SOURCE DATA »
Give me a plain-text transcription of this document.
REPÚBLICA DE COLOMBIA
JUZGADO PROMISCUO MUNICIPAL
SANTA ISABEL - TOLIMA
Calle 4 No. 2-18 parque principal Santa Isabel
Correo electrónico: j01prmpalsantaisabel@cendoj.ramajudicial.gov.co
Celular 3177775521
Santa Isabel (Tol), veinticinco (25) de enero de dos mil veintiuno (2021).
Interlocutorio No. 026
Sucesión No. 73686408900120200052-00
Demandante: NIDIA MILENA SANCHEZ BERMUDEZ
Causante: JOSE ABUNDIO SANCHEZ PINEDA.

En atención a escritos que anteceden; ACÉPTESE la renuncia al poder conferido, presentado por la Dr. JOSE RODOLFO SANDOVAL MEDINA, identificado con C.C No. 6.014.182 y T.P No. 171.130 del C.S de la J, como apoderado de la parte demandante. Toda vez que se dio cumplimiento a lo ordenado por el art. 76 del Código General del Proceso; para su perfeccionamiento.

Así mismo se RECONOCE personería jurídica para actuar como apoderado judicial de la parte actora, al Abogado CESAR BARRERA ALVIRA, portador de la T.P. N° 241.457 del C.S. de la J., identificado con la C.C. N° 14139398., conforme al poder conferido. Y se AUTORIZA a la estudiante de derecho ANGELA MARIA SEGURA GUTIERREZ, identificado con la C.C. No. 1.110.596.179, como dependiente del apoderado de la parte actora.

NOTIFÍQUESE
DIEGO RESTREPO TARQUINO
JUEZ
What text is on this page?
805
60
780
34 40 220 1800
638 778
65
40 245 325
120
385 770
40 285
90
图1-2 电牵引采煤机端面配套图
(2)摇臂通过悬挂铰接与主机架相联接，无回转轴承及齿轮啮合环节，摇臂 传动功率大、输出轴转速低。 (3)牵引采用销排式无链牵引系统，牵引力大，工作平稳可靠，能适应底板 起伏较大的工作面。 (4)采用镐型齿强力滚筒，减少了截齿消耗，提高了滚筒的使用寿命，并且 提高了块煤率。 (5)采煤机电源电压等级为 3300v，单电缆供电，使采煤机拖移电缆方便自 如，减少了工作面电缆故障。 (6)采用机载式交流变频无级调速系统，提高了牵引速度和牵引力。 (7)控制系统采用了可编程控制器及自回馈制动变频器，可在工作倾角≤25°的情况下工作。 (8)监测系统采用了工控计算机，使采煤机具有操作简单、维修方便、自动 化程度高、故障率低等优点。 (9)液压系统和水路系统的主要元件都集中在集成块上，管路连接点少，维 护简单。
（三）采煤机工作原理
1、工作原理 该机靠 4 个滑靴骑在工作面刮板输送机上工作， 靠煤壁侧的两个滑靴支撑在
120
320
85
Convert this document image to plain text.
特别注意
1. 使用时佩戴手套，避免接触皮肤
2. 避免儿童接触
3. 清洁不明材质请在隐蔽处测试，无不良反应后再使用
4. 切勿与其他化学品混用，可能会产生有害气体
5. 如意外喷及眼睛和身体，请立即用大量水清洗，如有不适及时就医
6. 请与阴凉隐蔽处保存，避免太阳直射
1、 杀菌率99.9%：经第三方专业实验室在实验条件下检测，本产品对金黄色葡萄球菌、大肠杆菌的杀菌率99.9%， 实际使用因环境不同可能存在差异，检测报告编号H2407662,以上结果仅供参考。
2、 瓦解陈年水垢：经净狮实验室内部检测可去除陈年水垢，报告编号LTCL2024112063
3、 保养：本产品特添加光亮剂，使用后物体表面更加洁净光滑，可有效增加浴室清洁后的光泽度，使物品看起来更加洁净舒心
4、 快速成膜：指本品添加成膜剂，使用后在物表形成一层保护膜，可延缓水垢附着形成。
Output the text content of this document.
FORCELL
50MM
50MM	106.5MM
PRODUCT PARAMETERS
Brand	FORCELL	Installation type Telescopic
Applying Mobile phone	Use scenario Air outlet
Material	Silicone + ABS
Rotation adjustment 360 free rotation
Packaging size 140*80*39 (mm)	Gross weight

PROBLEM TO SOLVE »
Which lines hold the word "poder"? Return all of them from the records above.

WRITTEN RESPONSE »
En atención a escritos que anteceden; ACÉPTESE la renuncia al poder conferido, presentado por la Dr. JOSE RODOLFO SANDOVAL MEDINA, identificado con C.C No. 6.014.182 y T.P No. 171.130 del C.S de la J, como apoderado de la parte demandante. Toda vez que se dio cumplimiento a lo ordenado por el art. 76 del Código General del Proceso; para su perfeccionamiento.
Así mismo se RECONOCE personería jurídica para actuar como apoderado judicial de la parte actora, al Abogado CESAR BARRERA ALVIRA, portador de la T.P. N° 241.457 del C.S. de la J., identificado con la C.C. N° 14139398., conforme al poder conferido. Y se AUTORIZA a la estudiante de derecho ANGELA MARIA SEGURA GUTIERREZ, identificado con la C.C. No. 1.110.596.179, como dependiente del apoderado de la parte actora.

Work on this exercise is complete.